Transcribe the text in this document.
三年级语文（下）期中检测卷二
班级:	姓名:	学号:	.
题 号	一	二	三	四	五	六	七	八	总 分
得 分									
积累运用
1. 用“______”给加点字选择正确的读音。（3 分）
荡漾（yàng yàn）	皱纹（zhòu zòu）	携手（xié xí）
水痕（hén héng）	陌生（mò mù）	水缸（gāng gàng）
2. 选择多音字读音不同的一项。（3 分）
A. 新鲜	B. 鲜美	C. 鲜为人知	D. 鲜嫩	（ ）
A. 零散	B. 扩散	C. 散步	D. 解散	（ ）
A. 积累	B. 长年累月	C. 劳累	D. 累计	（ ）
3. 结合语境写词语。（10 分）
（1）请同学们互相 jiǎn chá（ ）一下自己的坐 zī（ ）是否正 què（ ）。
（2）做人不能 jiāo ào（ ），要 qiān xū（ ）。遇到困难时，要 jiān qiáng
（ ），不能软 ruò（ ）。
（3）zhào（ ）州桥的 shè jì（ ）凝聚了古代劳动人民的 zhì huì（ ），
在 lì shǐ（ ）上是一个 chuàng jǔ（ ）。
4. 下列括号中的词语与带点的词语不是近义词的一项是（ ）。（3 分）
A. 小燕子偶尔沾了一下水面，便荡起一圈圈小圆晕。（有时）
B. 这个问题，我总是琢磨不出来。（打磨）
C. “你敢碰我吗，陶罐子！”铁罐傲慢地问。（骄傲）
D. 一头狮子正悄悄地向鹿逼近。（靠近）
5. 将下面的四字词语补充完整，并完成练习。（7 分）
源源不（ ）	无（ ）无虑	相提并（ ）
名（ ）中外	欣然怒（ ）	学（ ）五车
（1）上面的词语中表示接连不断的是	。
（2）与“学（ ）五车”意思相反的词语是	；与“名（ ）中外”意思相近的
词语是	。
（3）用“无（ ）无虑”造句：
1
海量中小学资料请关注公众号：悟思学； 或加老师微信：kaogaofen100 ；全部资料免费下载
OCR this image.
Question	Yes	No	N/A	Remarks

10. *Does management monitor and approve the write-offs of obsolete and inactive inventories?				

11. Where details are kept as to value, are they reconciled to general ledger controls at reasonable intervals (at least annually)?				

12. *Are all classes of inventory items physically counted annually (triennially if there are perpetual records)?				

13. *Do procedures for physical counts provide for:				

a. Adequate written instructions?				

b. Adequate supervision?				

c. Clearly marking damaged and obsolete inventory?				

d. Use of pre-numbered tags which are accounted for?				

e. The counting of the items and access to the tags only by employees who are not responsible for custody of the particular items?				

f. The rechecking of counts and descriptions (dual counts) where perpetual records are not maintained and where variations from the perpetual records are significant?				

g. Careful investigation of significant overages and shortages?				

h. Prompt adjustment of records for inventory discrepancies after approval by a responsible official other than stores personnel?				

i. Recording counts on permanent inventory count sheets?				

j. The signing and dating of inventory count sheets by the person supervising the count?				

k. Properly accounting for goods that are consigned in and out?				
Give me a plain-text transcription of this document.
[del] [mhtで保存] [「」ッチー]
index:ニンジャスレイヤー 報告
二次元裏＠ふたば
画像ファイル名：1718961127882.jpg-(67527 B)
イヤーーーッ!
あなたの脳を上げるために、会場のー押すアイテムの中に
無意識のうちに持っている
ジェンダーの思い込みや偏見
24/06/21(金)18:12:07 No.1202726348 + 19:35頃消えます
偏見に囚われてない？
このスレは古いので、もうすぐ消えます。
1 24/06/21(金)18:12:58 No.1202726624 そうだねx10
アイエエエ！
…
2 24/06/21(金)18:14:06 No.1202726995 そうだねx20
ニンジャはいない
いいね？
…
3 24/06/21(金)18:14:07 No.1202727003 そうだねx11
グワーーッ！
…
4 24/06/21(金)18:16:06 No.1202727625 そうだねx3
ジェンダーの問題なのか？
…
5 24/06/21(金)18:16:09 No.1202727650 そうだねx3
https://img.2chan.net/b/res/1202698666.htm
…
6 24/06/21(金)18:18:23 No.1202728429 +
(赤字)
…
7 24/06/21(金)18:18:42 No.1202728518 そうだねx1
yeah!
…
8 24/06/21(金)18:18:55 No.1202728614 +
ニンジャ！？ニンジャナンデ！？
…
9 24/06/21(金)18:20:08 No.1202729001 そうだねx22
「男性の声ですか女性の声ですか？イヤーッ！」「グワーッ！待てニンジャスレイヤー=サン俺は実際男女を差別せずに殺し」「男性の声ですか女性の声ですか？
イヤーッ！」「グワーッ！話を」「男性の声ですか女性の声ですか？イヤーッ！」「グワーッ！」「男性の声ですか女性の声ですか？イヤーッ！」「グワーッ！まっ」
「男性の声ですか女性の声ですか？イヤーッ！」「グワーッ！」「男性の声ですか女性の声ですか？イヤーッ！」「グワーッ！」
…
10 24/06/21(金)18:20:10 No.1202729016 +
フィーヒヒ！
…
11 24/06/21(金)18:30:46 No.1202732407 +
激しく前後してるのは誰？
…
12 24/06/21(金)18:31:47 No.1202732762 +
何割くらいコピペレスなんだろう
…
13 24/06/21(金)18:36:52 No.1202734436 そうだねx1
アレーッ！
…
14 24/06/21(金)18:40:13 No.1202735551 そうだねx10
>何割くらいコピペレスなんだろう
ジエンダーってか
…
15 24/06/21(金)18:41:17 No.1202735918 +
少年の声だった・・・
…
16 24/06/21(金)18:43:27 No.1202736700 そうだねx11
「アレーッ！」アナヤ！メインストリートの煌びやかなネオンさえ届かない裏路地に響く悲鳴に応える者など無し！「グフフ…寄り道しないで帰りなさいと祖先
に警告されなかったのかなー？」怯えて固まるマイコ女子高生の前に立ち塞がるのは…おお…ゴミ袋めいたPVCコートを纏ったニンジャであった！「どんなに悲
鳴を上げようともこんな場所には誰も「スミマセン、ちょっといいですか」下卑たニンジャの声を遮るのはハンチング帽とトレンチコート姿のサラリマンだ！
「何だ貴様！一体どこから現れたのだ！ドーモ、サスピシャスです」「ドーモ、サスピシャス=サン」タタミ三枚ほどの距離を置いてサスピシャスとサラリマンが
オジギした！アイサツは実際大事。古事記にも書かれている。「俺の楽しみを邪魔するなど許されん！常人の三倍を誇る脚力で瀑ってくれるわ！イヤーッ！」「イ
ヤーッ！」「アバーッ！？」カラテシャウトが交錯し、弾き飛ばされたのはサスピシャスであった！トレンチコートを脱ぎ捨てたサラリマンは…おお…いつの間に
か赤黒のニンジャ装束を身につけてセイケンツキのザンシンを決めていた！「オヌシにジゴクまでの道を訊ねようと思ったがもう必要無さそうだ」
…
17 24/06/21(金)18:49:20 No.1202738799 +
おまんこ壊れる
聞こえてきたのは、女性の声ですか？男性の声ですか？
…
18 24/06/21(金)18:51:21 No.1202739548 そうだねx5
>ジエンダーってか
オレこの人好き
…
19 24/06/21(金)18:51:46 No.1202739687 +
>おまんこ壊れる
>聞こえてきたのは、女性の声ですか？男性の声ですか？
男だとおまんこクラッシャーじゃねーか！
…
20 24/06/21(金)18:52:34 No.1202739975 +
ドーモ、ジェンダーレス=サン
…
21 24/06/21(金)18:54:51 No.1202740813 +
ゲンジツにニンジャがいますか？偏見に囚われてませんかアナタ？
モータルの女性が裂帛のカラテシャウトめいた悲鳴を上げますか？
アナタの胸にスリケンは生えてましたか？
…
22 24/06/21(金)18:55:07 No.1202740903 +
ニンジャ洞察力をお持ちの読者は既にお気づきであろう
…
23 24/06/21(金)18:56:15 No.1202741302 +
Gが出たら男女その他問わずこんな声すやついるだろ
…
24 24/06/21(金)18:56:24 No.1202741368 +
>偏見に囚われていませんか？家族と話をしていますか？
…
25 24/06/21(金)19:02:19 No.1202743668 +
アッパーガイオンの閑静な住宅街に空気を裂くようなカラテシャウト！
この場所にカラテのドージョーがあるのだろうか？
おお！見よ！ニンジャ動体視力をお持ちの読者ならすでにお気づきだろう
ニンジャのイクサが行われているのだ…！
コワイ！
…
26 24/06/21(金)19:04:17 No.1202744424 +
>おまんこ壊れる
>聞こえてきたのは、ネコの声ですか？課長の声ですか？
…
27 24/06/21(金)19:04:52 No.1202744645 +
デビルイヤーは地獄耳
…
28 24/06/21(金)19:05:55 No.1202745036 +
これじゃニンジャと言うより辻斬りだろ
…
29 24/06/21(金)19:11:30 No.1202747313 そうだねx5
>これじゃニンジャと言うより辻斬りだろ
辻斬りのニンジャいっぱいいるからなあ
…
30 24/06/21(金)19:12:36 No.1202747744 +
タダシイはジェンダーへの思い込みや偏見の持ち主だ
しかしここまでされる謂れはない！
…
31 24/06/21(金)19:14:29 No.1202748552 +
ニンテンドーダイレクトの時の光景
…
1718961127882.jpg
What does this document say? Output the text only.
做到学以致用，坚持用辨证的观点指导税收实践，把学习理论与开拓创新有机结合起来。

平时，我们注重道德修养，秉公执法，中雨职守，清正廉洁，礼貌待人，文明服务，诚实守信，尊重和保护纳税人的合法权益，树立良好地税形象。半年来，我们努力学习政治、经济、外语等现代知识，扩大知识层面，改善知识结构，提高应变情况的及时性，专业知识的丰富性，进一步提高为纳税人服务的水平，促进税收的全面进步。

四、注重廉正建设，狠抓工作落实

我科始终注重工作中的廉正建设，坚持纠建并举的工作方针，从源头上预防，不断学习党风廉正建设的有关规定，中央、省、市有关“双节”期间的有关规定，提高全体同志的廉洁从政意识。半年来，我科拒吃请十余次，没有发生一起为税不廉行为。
--*--
TASK ▸ In the data above, how many lines contain the string "perpetual"? Answer with the number only.

TASK RESULT ▸ 2